Leurs propriétés et leurs caractéristiques les rendent attrayants pour les PME, notamment dans leur capacité à encourager et améliorer la conversation, la collaboration et l’interaction avec d’autres entreprises. De nombreuses PME les utilisent pour communiquer et échanger des informations avec une grande variété d’acteurs (clients, distributeurs, fournisseurs, concurrents, etc.) (McCann et Barlow, 2015). Le faible coût associé à ces outils numériques favorise leur utilisation par les PME qui sont confrontées à un manque de ressources dans le développement de leurs activités (Pogrebnyakov, 2017). Les réseaux sociaux numériques peuvent faciliter l’obtention d’informations et de connaissances sur les marchés étrangers et jouer un rôle important dans les décisions d’internationalisation des PME (Costa, Soares et Sousa, 2017), notamment lors de la phase initiale du processus de développement international (Almeida et Santos, 2020). Leur utilisation peut permettre aux PME de saisir des opportunités internationales plus rapidement que leurs concurrents et ainsi gagner un avantage concurrentiel (Katsikeas, Leonidou et Zeriti, 2020).

Le modèle d’Uppsala montre que le manque de connaissances auquel sont confrontées les entreprises dans le cadre de leur internationalisation résulte de la distance psychique qui est perçue par les entreprises par rapport aux marchés visés (Johanson et Wiedersheim-Paul, 1975). La distance psychique est susceptible de perturber les flux d’information et d’accentuer le handicap de l’extranéité (Johanson et Vahlne, 2009; Wu et Salomon, 2016, 2017; Zaheer, 1995). Pour surmonter ces difficultés, les PME peuvent choisir d’utiliser les réseaux sociaux numériques. En effet, plusieurs travaux montrent que les outils numériques facilitent le développement de connaissances sur les marchés étrangers (Loane, 2006; Tseng et Johnsen, 2011). Lorsque les PME ont recours aux réseaux sociaux numériques pour acquérir des connaissances, elles devraient ressentir une distance psychique plus faible par rapport aux marchés internationaux visés dans la mesure où elles peuvent plus facilement accéder aux informations sur ces marchés, d’où l’hypothèse 1.

Hypothèse 1 : L’utilisation des réseaux sociaux numériques pour le développement de connaissances sur les marchés étrangers diminue la distance psychique perçue par les PME.

Les travaux portant sur les bénéfices des outils numériques pour l’internationalisation des PME adoptent souvent une perspective marketing. Ainsi, l’étude européenne menée par Hagsten et Kotnik (2017) montre que la présence d’un site Internet peut déclencher la décision de démarrer des activités d’exportation. Elle révèle aussi que les outils numériques sont susceptibles d’accroître le chiffre d’affaires qui est réalisé à l’export. En effet, ces éléments peuvent faciliter les interactions avec les clients à l’étranger. Dans la même perspective, l’enquête réalisée par Loane (2006) indique que l’utilisation d’Internet peut aider les PME à développer leurs ventes à l’échelle internationale, même si les ventes ne sont pas nécessairement réalisées en ligne. L’étude qualitative menée par Tseng et Johnsen (2011) auprès de plusieurs PME britanniques souligne qu’Internet peut faciliter la communication avec les clients internationaux.

▶ _Lignes de données_
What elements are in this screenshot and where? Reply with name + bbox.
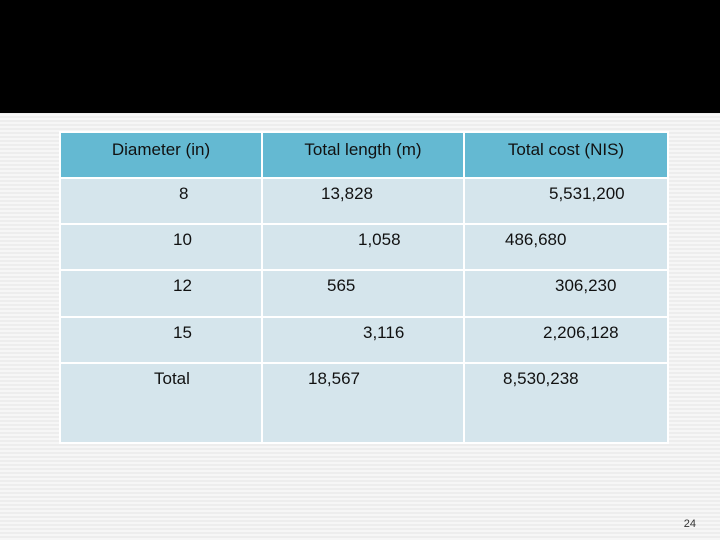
cell-diameter: 12: [59, 269, 263, 318]
table-row-total: Total 18,567 8,530,238: [59, 361, 669, 445]
cell-length: 18,567: [261, 361, 465, 445]
table-row: 12 565 306,230: [59, 269, 669, 318]
cell-diameter: Total: [59, 361, 263, 445]
header-diameter: Diameter (in): [59, 131, 263, 179]
slide-title-bar: [0, 0, 720, 113]
cell-cost: 8,530,238: [463, 361, 669, 445]
cell-cost: 2,206,128: [463, 315, 669, 364]
cell-length: 13,828: [261, 176, 465, 226]
table-row: 8 13,828 5,531,200: [59, 176, 669, 226]
table-row: 15 3,116 2,206,128: [59, 315, 669, 364]
cell-diameter: 8: [59, 176, 263, 226]
cell-cost: 5,531,200: [463, 176, 669, 226]
cell-cost: 306,230: [463, 269, 669, 318]
cell-diameter: 15: [59, 315, 263, 364]
page-number: 24: [683, 518, 696, 530]
cell-length: 1,058: [261, 223, 465, 272]
pipe-cost-table: Diameter (in) Total length (m) Total cos…: [59, 131, 669, 445]
header-total-cost: Total cost (NIS): [463, 131, 669, 179]
cell-length: 3,116: [261, 315, 465, 364]
cell-diameter: 10: [59, 223, 263, 272]
table-header-row: Diameter (in) Total length (m) Total cos…: [59, 131, 669, 179]
table-row: 10 1,058 486,680: [59, 223, 669, 272]
cell-length: 565: [261, 269, 465, 318]
cell-cost: 486,680: [463, 223, 669, 272]
header-total-length: Total length (m): [261, 131, 465, 179]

▶ _Problème posé_
Dans l'extrait sur les réseaux sociaux numériques et l'internationalisation des PME, quel effet l'étude de Hagsten et Kotnik (2017) attribue-t-elle à la présence d'un site Internet ?

▶ _Résultat_
La présence d'un site Internet peut déclencher la décision de démarrer des activités d'exportation.